- _WRITTEN INSTRUCTION_:
Hunt for the word "name" across the entries below, copying each line that holds it.

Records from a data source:
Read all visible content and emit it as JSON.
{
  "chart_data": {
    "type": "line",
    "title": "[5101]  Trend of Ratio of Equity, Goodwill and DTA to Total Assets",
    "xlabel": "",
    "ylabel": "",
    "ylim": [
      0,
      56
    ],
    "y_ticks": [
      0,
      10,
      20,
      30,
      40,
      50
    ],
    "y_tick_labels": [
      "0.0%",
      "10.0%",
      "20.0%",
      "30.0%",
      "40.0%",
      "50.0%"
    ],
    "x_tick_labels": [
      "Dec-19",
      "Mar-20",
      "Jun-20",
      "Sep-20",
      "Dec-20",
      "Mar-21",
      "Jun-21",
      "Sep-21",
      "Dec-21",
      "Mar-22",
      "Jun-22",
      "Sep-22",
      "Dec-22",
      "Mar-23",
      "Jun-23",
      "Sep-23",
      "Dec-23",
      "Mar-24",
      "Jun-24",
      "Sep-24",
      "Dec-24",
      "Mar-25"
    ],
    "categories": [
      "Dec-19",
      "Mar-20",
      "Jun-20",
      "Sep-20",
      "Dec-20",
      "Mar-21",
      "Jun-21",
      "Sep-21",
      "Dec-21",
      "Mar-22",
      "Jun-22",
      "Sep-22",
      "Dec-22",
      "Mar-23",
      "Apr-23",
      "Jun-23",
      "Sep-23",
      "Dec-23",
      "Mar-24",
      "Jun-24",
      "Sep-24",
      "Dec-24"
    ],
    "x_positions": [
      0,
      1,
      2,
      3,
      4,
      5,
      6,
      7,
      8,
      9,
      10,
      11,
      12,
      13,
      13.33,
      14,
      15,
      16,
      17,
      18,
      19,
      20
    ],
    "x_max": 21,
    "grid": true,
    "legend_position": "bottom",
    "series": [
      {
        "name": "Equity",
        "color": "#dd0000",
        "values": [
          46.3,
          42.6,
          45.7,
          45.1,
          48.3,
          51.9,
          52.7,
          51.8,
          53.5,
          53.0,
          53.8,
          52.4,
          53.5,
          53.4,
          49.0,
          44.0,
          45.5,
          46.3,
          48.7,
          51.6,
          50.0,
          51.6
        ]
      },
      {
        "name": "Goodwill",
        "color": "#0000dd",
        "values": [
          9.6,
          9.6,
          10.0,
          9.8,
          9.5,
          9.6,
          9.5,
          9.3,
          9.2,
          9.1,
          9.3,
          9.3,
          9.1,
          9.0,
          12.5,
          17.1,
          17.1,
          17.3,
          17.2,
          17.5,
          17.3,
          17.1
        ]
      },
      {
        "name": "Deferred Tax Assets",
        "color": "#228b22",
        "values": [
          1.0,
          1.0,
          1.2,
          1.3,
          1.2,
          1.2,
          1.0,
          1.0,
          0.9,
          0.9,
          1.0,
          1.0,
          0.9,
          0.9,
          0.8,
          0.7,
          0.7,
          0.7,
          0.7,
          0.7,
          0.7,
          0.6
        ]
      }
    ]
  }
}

- _COMPLETED TASK_:
        "name": "Equity",
        "name": "Goodwill",
        "name": "Deferred Tax Assets",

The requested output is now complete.